◆ Exercise ◆
Please repeat the entries word for word, starting from the very first line and continuing up to and including the line that contains "series-layer bbox=[269, 147, 2405, 1260]".
# Data shown start
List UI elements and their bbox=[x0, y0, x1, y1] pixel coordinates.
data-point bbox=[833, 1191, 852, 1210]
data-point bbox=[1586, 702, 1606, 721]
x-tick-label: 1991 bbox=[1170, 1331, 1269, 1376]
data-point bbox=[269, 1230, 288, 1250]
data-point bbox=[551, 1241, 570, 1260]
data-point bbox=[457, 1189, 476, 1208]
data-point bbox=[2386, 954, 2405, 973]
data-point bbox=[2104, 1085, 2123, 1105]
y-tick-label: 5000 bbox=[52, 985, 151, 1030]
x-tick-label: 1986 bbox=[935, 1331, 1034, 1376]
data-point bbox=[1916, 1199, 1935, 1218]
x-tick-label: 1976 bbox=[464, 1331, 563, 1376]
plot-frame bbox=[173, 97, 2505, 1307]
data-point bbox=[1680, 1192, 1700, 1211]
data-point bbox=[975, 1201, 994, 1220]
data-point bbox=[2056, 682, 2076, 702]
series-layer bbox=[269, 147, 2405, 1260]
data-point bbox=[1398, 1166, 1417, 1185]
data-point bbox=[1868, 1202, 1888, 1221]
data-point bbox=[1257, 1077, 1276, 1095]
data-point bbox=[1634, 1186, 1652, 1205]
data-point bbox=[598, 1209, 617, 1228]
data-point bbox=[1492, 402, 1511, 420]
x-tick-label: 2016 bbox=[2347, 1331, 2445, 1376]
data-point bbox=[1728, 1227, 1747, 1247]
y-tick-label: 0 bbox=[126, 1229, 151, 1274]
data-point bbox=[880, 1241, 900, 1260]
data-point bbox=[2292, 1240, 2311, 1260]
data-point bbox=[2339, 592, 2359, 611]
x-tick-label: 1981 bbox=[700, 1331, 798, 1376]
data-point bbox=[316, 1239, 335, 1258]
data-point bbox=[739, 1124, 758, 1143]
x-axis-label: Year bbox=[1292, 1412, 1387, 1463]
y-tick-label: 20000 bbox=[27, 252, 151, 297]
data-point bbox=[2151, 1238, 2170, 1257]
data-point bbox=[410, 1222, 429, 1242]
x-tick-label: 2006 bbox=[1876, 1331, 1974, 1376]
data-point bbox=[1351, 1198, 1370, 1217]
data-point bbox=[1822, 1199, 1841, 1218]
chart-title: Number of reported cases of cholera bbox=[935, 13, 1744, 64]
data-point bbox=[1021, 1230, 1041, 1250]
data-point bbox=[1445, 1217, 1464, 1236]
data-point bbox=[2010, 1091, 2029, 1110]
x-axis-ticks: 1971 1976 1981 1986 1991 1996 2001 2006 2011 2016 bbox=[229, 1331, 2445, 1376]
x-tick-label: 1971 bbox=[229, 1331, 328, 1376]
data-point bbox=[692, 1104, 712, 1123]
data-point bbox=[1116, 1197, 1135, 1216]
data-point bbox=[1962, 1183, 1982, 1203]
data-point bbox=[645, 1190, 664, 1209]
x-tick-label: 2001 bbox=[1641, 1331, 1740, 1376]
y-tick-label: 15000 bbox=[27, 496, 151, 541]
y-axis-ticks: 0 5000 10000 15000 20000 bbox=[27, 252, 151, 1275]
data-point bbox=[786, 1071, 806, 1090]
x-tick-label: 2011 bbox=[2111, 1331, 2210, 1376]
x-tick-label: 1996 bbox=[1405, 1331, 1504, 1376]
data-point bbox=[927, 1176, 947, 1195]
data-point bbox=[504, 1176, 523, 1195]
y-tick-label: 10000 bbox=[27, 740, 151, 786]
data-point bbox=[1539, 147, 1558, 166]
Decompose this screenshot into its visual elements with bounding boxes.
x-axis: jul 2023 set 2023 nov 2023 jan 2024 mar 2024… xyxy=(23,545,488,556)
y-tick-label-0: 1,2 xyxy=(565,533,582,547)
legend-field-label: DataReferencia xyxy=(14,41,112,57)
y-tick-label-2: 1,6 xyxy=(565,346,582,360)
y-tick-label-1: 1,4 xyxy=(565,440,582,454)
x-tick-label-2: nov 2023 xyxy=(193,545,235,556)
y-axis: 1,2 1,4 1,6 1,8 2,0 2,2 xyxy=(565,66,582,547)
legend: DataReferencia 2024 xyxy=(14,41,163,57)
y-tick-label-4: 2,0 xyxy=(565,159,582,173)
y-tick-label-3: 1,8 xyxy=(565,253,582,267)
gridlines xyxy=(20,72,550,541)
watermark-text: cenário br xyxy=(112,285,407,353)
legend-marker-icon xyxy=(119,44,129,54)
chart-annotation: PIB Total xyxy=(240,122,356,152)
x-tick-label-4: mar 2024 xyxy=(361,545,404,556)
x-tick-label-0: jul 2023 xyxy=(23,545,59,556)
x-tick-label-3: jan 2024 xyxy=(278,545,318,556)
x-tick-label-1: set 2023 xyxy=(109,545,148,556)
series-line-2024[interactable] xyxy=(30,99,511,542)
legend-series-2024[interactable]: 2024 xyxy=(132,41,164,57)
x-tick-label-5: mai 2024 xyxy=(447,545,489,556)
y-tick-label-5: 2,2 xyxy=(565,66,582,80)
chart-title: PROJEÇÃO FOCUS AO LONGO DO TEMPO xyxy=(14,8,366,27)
# Data shown end
◆ Exercise response ◆
List UI elements and their bbox=[x0, y0, x1, y1] pixel coordinates.
data-point bbox=[833, 1191, 852, 1210]
data-point bbox=[1586, 702, 1606, 721]
x-tick-label: 1991 bbox=[1170, 1331, 1269, 1376]
data-point bbox=[269, 1230, 288, 1250]
data-point bbox=[551, 1241, 570, 1260]
data-point bbox=[457, 1189, 476, 1208]
data-point bbox=[2386, 954, 2405, 973]
data-point bbox=[2104, 1085, 2123, 1105]
y-tick-label: 5000 bbox=[52, 985, 151, 1030]
x-tick-label: 1986 bbox=[935, 1331, 1034, 1376]
data-point bbox=[1916, 1199, 1935, 1218]
x-tick-label: 1976 bbox=[464, 1331, 563, 1376]
plot-frame bbox=[173, 97, 2505, 1307]
data-point bbox=[1680, 1192, 1700, 1211]
data-point bbox=[975, 1201, 994, 1220]
data-point bbox=[2056, 682, 2076, 702]
series-layer bbox=[269, 147, 2405, 1260]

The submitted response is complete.